Figure contents as structured data
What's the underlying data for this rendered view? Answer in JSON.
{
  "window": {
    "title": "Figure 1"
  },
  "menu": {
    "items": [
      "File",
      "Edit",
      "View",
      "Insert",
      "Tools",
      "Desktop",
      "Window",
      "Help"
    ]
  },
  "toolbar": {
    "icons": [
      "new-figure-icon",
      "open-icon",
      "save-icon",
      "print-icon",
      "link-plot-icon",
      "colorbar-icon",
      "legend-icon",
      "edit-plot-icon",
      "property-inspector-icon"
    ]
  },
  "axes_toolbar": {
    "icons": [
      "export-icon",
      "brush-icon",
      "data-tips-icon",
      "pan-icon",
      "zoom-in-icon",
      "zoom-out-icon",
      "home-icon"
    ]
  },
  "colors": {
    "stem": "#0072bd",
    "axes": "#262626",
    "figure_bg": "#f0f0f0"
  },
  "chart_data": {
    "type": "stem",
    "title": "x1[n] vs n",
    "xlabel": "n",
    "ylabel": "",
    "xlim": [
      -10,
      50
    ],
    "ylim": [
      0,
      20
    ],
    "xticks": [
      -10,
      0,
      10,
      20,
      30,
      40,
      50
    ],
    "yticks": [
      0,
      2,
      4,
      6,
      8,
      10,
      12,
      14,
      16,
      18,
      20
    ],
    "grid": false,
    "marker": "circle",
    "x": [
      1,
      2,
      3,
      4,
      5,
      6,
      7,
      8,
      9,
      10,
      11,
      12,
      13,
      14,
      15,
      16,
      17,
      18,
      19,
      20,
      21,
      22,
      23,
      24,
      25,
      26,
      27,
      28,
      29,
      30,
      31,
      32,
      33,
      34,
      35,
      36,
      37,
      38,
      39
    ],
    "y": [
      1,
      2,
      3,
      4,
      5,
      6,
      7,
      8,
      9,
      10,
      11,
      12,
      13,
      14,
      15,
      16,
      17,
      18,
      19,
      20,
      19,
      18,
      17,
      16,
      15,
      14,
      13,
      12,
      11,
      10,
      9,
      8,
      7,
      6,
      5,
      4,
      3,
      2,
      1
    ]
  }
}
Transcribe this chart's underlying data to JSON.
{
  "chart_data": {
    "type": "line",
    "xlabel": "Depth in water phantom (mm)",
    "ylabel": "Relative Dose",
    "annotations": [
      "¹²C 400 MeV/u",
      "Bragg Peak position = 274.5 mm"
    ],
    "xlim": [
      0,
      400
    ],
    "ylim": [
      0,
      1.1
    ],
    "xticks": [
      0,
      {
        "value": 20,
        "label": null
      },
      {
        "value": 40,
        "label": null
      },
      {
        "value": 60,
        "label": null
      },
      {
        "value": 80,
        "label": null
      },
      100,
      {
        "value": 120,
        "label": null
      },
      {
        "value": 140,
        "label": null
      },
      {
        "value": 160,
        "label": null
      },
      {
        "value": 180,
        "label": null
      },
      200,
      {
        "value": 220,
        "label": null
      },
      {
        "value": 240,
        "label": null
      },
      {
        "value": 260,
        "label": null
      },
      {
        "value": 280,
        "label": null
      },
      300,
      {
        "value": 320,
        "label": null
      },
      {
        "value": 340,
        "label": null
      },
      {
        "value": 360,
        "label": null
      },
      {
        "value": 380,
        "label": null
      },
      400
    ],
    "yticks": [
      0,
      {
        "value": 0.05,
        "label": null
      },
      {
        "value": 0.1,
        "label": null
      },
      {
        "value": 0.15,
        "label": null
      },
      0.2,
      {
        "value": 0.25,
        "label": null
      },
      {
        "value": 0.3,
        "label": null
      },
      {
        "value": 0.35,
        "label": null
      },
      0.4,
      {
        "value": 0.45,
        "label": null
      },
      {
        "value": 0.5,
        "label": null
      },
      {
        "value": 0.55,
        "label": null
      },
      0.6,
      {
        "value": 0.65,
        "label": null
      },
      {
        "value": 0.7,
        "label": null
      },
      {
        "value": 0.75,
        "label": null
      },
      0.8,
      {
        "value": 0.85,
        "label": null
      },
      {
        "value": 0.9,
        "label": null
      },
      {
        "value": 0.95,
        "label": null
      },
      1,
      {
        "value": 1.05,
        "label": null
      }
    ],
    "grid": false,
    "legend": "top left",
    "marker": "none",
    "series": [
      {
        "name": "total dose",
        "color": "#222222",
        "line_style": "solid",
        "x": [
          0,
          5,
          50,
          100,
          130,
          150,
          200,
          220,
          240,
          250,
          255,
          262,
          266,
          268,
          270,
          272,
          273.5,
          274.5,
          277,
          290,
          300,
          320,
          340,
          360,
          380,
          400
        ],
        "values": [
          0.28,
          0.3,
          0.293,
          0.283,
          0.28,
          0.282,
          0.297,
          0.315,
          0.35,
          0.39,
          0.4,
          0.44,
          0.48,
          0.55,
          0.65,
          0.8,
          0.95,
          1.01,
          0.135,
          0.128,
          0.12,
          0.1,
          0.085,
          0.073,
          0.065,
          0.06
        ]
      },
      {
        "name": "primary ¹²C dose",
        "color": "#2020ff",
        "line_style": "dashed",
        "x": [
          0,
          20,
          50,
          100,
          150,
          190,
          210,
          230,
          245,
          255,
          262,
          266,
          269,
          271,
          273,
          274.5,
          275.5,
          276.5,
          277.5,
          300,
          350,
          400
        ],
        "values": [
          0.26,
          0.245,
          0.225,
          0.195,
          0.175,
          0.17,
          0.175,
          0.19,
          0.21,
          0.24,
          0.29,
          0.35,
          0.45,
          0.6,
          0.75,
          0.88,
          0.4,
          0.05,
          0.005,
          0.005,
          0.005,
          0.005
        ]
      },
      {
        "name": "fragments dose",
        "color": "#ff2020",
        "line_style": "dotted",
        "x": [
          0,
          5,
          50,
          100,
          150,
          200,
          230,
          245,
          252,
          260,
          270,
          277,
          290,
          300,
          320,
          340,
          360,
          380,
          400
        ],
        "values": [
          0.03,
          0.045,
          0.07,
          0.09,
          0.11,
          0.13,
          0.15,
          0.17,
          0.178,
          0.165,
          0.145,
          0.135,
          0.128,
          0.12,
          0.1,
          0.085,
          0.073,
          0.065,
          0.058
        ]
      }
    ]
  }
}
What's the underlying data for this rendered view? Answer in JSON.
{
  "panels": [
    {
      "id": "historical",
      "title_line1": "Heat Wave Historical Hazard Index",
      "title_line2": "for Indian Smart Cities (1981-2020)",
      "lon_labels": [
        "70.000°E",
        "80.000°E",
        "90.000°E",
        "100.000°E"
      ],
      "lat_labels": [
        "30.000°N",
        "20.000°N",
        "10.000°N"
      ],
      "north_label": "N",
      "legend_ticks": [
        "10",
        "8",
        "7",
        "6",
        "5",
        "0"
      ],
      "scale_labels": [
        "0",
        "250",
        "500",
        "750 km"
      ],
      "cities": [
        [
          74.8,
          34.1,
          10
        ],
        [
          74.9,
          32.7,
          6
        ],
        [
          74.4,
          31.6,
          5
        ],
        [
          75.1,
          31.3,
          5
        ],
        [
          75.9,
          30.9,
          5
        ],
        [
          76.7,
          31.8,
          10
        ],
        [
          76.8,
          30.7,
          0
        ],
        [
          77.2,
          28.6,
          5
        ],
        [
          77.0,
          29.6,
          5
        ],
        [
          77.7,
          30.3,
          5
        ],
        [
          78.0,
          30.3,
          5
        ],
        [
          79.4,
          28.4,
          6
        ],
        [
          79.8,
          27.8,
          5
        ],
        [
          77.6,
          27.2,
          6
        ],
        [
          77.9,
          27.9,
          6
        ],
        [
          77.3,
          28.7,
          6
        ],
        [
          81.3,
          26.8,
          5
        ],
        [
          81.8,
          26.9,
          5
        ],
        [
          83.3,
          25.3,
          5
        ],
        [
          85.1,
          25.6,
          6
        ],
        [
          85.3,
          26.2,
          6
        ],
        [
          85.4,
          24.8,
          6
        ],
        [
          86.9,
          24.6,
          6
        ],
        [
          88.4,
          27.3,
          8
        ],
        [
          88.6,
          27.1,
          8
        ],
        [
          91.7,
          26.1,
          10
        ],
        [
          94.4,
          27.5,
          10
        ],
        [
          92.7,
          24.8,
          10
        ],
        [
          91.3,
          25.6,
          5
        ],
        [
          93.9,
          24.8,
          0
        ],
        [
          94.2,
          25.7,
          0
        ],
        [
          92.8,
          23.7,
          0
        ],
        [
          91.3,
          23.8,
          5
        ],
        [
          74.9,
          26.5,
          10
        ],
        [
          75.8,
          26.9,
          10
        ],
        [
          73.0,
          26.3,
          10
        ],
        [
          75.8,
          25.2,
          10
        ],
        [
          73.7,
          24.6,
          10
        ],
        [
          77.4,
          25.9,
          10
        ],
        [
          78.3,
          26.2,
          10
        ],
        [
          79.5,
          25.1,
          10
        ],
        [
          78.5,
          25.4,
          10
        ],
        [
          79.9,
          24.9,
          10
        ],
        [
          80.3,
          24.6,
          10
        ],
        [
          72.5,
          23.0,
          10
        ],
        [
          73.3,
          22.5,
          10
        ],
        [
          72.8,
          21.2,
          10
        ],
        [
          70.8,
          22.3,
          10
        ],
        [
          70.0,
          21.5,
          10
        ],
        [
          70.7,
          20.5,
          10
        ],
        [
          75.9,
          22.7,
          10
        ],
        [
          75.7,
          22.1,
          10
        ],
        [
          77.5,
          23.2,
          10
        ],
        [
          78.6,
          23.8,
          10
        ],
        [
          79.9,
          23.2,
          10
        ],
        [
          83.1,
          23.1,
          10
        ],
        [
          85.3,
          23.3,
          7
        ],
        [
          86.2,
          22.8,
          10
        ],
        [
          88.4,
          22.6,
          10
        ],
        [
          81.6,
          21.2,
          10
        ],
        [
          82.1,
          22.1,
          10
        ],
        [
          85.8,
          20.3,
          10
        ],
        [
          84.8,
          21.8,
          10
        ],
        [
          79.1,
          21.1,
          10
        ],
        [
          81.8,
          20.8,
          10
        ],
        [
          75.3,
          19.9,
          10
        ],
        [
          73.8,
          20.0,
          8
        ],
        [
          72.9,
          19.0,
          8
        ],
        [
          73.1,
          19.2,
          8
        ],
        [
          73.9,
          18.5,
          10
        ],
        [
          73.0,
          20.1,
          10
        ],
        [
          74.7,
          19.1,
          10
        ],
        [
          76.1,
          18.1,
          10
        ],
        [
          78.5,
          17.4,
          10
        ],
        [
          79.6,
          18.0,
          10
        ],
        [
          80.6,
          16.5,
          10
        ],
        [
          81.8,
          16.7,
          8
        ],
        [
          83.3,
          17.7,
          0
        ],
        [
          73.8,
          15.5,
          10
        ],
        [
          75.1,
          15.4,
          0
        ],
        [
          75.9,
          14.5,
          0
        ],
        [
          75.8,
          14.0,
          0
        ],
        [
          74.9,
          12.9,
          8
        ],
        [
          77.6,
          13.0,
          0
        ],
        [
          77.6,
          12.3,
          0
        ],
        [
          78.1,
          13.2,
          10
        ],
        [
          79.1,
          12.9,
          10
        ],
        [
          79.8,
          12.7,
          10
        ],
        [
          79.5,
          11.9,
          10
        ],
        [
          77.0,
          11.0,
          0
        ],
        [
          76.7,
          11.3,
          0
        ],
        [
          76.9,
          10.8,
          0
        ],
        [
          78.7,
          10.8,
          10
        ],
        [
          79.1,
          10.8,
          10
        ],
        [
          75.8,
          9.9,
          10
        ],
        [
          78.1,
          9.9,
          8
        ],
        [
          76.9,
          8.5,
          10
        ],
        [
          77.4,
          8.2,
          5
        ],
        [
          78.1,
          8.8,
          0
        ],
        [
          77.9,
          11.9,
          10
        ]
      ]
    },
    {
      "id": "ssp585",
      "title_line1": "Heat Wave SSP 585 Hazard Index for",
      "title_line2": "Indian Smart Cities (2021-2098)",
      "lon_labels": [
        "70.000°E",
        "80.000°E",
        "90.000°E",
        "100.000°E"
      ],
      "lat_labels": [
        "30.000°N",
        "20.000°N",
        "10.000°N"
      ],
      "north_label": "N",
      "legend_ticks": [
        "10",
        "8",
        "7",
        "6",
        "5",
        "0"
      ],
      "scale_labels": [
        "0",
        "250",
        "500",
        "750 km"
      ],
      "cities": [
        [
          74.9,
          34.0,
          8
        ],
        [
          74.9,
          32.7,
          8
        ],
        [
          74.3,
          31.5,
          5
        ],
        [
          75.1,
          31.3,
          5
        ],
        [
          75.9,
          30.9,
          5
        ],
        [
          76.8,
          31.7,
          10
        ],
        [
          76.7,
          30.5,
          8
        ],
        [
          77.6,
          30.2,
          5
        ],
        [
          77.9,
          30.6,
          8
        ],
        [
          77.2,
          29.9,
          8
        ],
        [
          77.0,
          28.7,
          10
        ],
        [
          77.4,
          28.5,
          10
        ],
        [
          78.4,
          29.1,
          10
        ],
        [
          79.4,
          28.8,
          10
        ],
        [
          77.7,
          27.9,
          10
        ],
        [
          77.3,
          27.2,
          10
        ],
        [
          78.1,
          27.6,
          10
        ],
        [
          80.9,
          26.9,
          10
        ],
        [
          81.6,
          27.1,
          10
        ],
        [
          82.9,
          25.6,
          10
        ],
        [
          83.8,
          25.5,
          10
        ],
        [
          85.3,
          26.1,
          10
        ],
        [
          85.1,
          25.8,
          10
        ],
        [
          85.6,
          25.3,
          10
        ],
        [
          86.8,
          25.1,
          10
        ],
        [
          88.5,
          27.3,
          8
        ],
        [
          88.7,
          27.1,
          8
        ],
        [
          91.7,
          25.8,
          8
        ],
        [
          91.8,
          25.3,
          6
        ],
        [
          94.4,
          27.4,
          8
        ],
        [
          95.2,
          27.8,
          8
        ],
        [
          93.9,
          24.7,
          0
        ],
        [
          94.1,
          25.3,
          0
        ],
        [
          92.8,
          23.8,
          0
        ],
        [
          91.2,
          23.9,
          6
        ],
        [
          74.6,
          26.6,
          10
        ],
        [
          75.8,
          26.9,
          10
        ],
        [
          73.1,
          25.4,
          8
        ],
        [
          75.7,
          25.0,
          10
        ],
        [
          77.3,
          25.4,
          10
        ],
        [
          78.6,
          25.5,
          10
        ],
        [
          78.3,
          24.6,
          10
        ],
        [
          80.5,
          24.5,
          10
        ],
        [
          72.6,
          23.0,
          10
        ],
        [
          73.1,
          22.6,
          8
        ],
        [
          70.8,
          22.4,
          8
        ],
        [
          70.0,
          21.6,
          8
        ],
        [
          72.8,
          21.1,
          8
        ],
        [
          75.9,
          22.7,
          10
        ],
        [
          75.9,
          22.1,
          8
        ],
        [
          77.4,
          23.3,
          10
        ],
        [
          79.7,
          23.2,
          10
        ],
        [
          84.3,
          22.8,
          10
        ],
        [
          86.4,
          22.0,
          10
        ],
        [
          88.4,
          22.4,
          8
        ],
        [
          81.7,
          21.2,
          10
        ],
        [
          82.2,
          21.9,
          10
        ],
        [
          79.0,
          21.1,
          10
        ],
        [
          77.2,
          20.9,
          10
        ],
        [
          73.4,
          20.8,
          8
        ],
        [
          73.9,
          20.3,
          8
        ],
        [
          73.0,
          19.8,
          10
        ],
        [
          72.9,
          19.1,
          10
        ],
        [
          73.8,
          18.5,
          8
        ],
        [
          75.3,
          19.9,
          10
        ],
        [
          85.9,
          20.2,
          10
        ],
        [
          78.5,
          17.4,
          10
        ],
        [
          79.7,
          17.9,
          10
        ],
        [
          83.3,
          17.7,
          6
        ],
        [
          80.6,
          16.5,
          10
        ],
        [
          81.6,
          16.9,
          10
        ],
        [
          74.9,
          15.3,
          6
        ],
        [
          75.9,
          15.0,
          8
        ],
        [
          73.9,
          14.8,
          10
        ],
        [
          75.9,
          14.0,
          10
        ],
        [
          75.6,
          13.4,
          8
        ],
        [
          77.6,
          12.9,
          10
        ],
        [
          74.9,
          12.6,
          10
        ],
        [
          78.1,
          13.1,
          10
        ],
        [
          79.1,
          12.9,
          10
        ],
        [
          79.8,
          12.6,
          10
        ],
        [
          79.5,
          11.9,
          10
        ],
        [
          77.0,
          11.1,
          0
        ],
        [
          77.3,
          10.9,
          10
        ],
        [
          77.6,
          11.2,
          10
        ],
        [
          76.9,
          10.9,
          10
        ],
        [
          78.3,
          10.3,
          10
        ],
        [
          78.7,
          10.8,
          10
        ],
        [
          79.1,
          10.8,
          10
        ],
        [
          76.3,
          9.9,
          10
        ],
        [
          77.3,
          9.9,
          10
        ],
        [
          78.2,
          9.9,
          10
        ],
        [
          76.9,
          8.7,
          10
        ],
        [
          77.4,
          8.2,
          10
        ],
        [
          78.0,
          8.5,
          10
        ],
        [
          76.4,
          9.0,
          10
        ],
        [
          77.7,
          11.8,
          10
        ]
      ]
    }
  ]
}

• PROBLEM TO WORK ON:
Say how many lines in the records contain the string "name", and say nothing else.

• SOLUTION:
3